[begin Dataset entries]

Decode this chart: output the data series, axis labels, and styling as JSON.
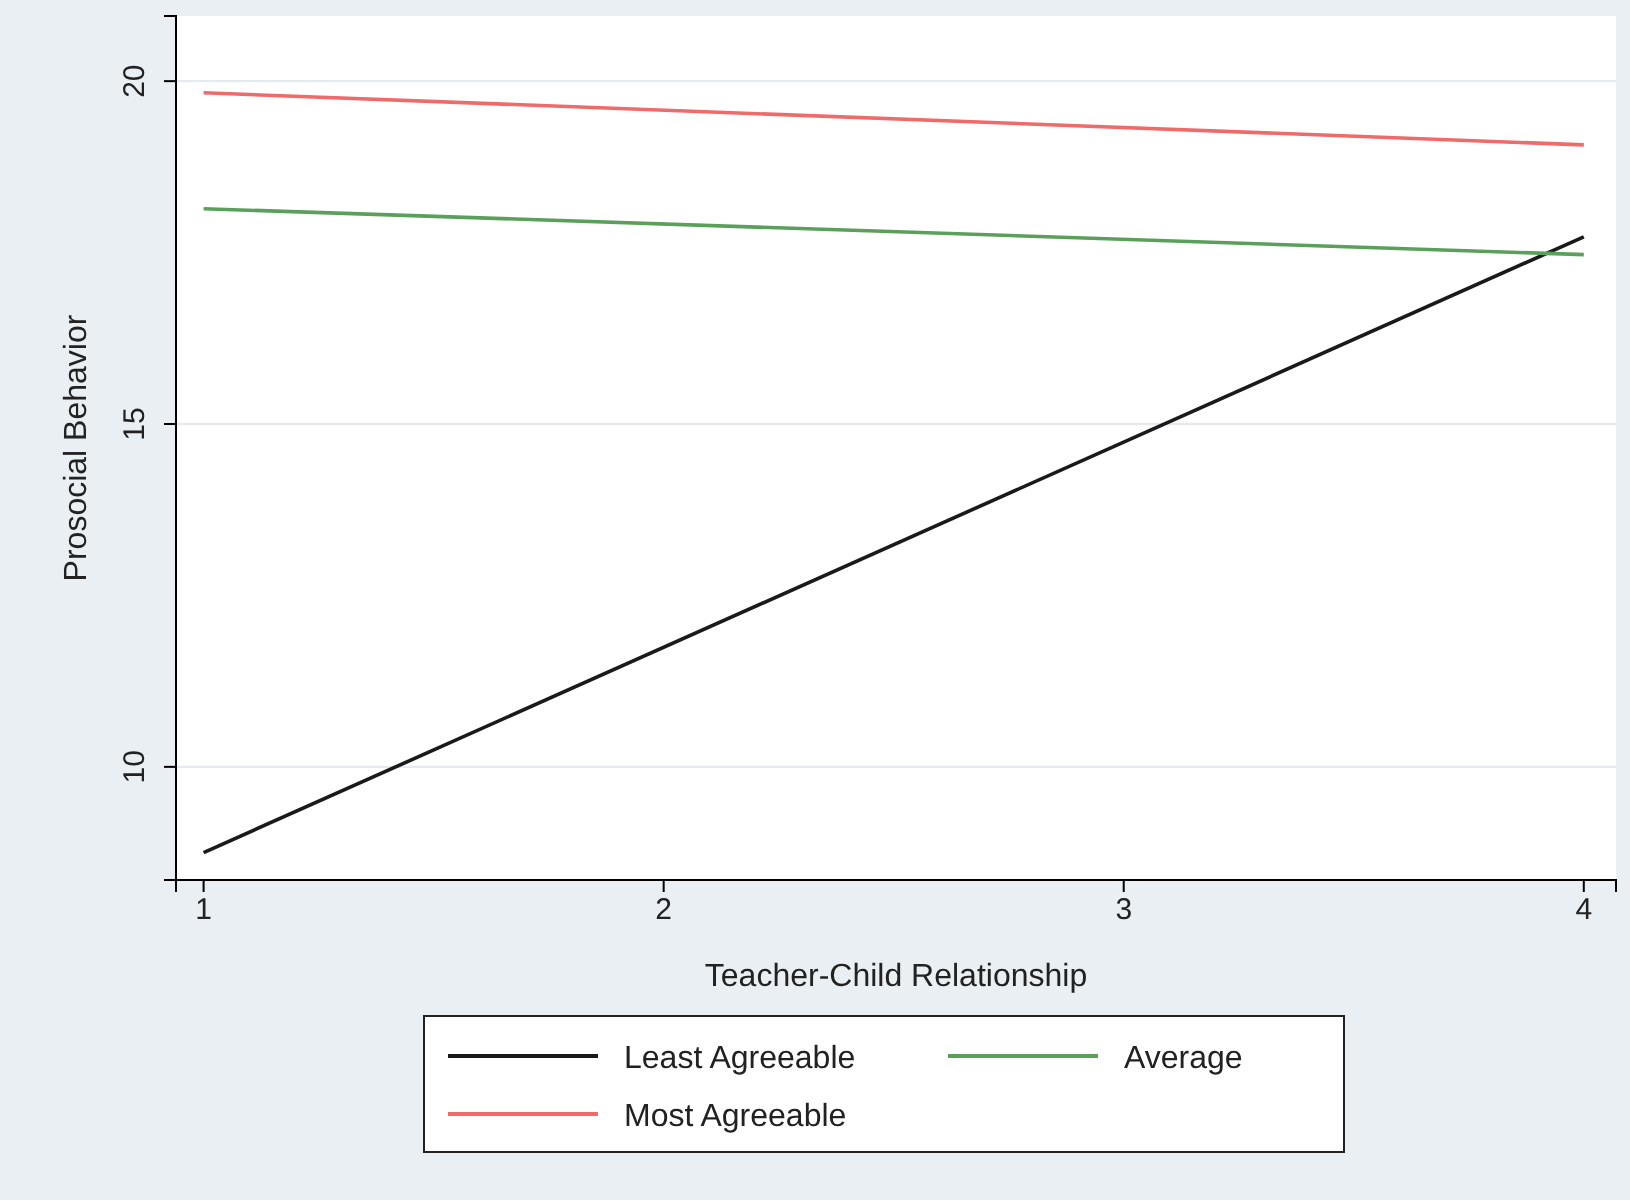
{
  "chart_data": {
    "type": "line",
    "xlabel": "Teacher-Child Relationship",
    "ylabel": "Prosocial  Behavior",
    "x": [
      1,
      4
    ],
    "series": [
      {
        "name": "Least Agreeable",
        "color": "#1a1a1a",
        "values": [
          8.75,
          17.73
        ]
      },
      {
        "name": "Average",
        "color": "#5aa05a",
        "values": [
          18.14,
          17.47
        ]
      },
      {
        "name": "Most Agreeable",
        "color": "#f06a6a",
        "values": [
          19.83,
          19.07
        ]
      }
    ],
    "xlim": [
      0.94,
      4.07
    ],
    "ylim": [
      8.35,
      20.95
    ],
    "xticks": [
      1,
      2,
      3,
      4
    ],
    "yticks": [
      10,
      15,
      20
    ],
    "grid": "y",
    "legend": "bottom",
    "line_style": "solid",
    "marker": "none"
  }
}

[end Dataset entries]

Transcribe the material as is, with images omitted.

Exercise answer:
Decode this chart: output the data series, axis labels, and styling as JSON.
{
  "chart_data": {
    "type": "line",
    "xlabel": "Teacher-Child Relationship",
    "ylabel": "Prosocial  Behavior",
    "x": [
      1,
      4
    ],
    "series": [
      {
        "name": "Least Agreeable",
        "color": "#1a1a1a",
        "values": [
          8.75,
          17.73
        ]
      },
      {
        "name": "Average",
        "color": "#5aa05a",
        "values": [
          18.14,
          17.47
        ]
      },
      {
        "name": "Most Agreeable",
        "color": "#f06a6a",
        "values": [
          19.83,
          19.07
        ]
      }
    ],
    "xlim": [
      0.94,
      4.07
    ],
    "ylim": [
      8.35,
      20.95
    ],
    "xticks": [
      1,
      2,
      3,
      4
    ],
    "yticks": [
      10,
      15,
      20
    ],
    "grid": "y",
    "legend": "bottom",
    "line_style": "solid",
    "marker": "none"
  }
}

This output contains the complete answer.